*WHAT THE TASK REQUIRES*: Restate all of the data exactly.

*LISTED RECORDS*:

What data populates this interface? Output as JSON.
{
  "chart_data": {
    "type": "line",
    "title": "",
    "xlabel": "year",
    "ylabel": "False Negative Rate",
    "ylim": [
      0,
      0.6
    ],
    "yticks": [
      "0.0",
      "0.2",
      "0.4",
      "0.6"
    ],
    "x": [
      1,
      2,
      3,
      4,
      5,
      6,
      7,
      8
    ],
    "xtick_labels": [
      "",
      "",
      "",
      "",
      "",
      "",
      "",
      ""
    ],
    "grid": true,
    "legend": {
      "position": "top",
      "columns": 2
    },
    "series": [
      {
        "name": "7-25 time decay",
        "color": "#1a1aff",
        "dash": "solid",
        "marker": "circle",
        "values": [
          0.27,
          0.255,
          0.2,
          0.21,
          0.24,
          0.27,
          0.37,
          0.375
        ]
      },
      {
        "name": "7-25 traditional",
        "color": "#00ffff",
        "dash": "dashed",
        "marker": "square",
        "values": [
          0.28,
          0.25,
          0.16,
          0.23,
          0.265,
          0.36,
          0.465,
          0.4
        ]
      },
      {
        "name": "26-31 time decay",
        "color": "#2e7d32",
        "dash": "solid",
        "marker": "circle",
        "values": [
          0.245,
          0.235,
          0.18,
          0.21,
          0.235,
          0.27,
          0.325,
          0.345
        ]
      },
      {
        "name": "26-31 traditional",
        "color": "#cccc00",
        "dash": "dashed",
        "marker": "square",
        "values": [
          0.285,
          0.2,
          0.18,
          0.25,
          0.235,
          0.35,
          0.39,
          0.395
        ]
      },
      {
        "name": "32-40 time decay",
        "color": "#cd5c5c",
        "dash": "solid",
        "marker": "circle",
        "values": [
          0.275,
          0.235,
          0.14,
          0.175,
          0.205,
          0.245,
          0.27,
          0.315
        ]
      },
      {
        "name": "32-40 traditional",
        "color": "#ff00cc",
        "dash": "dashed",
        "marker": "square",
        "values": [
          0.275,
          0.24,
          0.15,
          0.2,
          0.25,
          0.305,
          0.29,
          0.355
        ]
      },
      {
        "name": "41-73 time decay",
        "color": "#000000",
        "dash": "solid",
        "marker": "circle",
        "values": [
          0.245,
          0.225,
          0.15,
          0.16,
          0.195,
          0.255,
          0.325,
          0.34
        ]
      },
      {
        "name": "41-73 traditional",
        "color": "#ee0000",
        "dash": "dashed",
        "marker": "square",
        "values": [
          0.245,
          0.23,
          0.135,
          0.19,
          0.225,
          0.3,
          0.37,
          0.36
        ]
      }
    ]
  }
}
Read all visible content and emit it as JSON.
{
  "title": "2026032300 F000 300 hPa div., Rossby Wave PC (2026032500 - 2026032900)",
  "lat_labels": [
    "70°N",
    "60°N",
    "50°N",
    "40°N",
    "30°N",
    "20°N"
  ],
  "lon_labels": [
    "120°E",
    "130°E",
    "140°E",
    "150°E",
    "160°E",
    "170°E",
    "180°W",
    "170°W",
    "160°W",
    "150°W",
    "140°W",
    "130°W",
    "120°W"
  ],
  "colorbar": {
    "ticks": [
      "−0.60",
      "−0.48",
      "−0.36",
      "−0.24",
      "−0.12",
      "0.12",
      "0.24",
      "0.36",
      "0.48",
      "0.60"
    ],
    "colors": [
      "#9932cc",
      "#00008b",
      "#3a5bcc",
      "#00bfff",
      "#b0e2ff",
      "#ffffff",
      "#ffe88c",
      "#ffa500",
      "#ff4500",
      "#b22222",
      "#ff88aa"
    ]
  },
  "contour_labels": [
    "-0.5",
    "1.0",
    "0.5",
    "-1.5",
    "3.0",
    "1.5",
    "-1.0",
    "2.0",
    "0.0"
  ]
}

*TASK RESPONSE*:
What data populates this interface? Output as JSON.
{
  "chart_data": {
    "type": "line",
    "title": "",
    "xlabel": "year",
    "ylabel": "False Negative Rate",
    "ylim": [
      0,
      0.6
    ],
    "yticks": [
      "0.0",
      "0.2",
      "0.4",
      "0.6"
    ],
    "x": [
      1,
      2,
      3,
      4,
      5,
      6,
      7,
      8
    ],
    "xtick_labels": [
      "",
      "",
      "",
      "",
      "",
      "",
      "",
      ""
    ],
    "grid": true,
    "legend": {
      "position": "top",
      "columns": 2
    },
    "series": [
      {
        "name": "7-25 time decay",
        "color": "#1a1aff",
        "dash": "solid",
        "marker": "circle",
        "values": [
          0.27,
          0.255,
          0.2,
          0.21,
          0.24,
          0.27,
          0.37,
          0.375
        ]
      },
      {
        "name": "7-25 traditional",
        "color": "#00ffff",
        "dash": "dashed",
        "marker": "square",
        "values": [
          0.28,
          0.25,
          0.16,
          0.23,
          0.265,
          0.36,
          0.465,
          0.4
        ]
      },
      {
        "name": "26-31 time decay",
        "color": "#2e7d32",
        "dash": "solid",
        "marker": "circle",
        "values": [
          0.245,
          0.235,
          0.18,
          0.21,
          0.235,
          0.27,
          0.325,
          0.345
        ]
      },
      {
        "name": "26-31 traditional",
        "color": "#cccc00",
        "dash": "dashed",
        "marker": "square",
        "values": [
          0.285,
          0.2,
          0.18,
          0.25,
          0.235,
          0.35,
          0.39,
          0.395
        ]
      },
      {
        "name": "32-40 time decay",
        "color": "#cd5c5c",
        "dash": "solid",
        "marker": "circle",
        "values": [
          0.275,
          0.235,
          0.14,
          0.175,
          0.205,
          0.245,
          0.27,
          0.315
        ]
      },
      {
        "name": "32-40 traditional",
        "color": "#ff00cc",
        "dash": "dashed",
        "marker": "square",
        "values": [
          0.275,
          0.24,
          0.15,
          0.2,
          0.25,
          0.305,
          0.29,
          0.355
        ]
      },
      {
        "name": "41-73 time decay",
        "color": "#000000",
        "dash": "solid",
        "marker": "circle",
        "values": [
          0.245,
          0.225,
          0.15,
          0.16,
          0.195,
          0.255,
          0.325,
          0.34
        ]
      },
      {
        "name": "41-73 traditional",
        "color": "#ee0000",
        "dash": "dashed",
        "marker": "square",
        "values": [
          0.245,
          0.23,
          0.135,
          0.19,
          0.225,
          0.3,
          0.37,
          0.36
        ]
      }
    ]
  }
}
Read all visible content and emit it as JSON.
{
  "title": "2026032300 F000 300 hPa div., Rossby Wave PC (2026032500 - 2026032900)",
  "lat_labels": [
    "70°N",
    "60°N",
    "50°N",
    "40°N",
    "30°N",
    "20°N"
  ],
  "lon_labels": [
    "120°E",
    "130°E",
    "140°E",
    "150°E",
    "160°E",
    "170°E",
    "180°W",
    "170°W",
    "160°W",
    "150°W",
    "140°W",
    "130°W",
    "120°W"
  ],
  "colorbar": {
    "ticks": [
      "−0.60",
      "−0.48",
      "−0.36",
      "−0.24",
      "−0.12",
      "0.12",
      "0.24",
      "0.36",
      "0.48",
      "0.60"
    ],
    "colors": [
      "#9932cc",
      "#00008b",
      "#3a5bcc",
      "#00bfff",
      "#b0e2ff",
      "#ffffff",
      "#ffe88c",
      "#ffa500",
      "#ff4500",
      "#b22222",
      "#ff88aa"
    ]
  },
  "contour_labels": [
    "-0.5",
    "1.0",
    "0.5",
    "-1.5",
    "3.0",
    "1.5",
    "-1.0",
    "2.0",
    "0.0"
  ]
}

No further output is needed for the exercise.